* start RECORDS TO USE *

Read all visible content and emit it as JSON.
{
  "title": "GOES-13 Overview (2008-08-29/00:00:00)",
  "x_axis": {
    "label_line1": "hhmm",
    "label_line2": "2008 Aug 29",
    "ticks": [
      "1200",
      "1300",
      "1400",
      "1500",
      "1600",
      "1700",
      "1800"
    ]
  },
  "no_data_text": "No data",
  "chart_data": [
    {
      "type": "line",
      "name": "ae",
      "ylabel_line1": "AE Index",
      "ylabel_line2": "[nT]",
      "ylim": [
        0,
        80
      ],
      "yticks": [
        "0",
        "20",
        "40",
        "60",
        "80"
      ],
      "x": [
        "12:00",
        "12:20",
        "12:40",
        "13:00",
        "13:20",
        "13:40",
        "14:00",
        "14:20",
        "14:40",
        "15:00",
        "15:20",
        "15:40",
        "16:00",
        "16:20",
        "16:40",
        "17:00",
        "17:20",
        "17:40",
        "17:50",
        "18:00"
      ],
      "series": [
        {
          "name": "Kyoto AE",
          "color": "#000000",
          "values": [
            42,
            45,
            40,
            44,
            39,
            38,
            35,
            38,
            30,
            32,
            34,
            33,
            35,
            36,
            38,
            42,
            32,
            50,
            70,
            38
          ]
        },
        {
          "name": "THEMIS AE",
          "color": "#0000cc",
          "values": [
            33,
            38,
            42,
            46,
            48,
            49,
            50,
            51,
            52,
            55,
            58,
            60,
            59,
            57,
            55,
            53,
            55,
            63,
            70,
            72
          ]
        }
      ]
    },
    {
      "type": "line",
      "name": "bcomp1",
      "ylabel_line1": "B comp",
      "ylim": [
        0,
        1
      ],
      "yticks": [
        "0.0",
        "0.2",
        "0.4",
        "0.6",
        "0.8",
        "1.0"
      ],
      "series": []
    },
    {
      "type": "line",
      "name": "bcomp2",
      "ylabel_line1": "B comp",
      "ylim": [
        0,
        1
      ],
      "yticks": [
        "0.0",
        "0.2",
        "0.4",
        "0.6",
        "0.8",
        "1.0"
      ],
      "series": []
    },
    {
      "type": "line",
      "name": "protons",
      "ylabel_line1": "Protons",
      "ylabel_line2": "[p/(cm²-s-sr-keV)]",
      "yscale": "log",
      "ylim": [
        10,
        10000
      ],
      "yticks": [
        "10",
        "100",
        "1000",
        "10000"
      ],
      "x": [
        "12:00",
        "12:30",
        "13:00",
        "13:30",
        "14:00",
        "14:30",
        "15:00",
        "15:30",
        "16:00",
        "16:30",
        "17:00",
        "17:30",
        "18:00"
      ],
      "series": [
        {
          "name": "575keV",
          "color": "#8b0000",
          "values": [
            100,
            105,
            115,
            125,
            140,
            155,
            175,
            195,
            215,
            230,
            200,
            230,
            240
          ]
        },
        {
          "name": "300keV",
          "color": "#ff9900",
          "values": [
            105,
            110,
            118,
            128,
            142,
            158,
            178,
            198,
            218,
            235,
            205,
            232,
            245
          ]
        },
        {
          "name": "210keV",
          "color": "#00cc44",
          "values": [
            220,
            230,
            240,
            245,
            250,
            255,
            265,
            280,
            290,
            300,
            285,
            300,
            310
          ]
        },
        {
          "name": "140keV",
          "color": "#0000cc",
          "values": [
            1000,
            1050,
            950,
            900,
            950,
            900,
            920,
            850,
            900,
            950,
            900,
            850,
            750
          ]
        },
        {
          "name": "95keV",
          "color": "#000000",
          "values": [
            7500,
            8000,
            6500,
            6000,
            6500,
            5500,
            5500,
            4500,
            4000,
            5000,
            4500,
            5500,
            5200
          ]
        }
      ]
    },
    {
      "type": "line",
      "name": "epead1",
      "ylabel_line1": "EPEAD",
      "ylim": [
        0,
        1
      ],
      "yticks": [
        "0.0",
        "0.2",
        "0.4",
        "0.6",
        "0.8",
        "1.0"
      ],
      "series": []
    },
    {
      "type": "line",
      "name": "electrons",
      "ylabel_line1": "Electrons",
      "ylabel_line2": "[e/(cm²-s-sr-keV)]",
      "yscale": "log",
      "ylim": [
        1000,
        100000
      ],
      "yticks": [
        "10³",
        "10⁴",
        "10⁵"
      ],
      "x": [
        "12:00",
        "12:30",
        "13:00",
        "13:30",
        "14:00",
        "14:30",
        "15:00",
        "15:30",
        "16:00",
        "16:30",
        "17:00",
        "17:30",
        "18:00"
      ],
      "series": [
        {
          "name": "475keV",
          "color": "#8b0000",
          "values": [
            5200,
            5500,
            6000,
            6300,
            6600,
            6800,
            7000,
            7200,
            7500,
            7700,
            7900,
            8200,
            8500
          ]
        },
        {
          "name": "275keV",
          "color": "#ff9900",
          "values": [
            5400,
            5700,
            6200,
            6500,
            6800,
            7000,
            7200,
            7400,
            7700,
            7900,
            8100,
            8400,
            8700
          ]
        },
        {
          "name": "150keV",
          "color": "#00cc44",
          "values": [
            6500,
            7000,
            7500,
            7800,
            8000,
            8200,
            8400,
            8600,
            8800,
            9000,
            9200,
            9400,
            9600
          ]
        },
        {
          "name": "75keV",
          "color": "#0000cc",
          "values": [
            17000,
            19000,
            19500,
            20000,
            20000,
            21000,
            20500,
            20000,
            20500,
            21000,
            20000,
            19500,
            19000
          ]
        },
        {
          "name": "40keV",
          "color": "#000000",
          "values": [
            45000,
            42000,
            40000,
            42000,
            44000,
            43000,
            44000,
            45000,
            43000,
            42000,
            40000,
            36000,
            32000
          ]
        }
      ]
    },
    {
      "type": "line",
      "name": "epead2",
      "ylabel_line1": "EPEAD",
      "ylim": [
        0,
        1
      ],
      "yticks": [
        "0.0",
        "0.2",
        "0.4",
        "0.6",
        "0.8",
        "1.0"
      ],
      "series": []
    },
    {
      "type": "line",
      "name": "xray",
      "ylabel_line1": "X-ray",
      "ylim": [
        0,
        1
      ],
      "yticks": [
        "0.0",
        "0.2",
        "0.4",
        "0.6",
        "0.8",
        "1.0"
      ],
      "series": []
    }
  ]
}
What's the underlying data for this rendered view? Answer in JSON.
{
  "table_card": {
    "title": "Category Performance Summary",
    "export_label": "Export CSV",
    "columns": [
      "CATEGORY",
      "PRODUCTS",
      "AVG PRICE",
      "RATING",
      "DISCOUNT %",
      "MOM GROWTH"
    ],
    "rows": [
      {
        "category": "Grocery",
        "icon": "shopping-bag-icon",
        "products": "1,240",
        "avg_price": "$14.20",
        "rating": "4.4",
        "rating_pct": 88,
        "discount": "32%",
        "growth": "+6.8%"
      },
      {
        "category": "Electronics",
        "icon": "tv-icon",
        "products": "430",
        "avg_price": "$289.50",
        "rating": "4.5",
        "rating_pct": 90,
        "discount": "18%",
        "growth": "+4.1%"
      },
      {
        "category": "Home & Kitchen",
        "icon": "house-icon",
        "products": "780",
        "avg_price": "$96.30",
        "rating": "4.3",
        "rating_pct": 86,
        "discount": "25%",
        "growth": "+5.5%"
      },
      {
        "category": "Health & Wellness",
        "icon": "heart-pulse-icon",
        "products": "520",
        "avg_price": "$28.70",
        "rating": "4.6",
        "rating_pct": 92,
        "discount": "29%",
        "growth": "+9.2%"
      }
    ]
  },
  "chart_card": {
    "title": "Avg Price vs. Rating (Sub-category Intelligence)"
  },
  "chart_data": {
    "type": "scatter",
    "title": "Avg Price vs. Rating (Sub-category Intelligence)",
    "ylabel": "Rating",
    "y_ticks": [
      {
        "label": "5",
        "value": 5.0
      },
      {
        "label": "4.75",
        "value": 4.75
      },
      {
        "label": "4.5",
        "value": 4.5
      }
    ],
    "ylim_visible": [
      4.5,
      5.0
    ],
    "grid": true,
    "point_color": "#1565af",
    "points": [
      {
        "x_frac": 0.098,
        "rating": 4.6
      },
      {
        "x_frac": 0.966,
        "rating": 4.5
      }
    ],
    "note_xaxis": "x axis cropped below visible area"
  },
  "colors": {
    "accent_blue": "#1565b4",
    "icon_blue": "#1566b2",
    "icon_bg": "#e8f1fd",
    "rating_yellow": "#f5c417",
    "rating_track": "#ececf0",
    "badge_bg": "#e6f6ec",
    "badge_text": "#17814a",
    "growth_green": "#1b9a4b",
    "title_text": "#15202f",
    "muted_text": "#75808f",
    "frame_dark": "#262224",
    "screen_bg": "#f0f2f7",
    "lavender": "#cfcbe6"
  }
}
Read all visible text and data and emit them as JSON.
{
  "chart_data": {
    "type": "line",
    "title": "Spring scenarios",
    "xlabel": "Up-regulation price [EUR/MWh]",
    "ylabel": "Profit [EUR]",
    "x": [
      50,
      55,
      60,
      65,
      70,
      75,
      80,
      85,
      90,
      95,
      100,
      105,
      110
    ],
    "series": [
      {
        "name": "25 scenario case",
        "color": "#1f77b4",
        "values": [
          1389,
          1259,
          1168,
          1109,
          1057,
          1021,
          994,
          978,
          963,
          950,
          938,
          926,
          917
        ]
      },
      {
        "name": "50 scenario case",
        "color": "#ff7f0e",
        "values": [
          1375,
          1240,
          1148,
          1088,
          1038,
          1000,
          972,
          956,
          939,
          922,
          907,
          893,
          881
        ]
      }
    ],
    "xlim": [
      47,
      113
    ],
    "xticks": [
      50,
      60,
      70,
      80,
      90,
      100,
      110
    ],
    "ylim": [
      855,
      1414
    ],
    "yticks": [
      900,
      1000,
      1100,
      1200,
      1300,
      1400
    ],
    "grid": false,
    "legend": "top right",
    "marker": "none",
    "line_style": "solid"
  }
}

* end RECORDS TO USE *

### AIM OF THE EXERCISE:
Your task is to write out the lines from the one with "Read all visible text" through the end of the records, exactly and with nothing added.

### THE COMPLETED TASK:
Read all visible text and data and emit them as JSON.
{
  "chart_data": {
    "type": "line",
    "title": "Spring scenarios",
    "xlabel": "Up-regulation price [EUR/MWh]",
    "ylabel": "Profit [EUR]",
    "x": [
      50,
      55,
      60,
      65,
      70,
      75,
      80,
      85,
      90,
      95,
      100,
      105,
      110
    ],
    "series": [
      {
        "name": "25 scenario case",
        "color": "#1f77b4",
        "values": [
          1389,
          1259,
          1168,
          1109,
          1057,
          1021,
          994,
          978,
          963,
          950,
          938,
          926,
          917
        ]
      },
      {
        "name": "50 scenario case",
        "color": "#ff7f0e",
        "values": [
          1375,
          1240,
          1148,
          1088,
          1038,
          1000,
          972,
          956,
          939,
          922,
          907,
          893,
          881
        ]
      }
    ],
    "xlim": [
      47,
      113
    ],
    "xticks": [
      50,
      60,
      70,
      80,
      90,
      100,
      110
    ],
    "ylim": [
      855,
      1414
    ],
    "yticks": [
      900,
      1000,
      1100,
      1200,
      1300,
      1400
    ],
    "grid": false,
    "legend": "top right",
    "marker": "none",
    "line_style": "solid"
  }
}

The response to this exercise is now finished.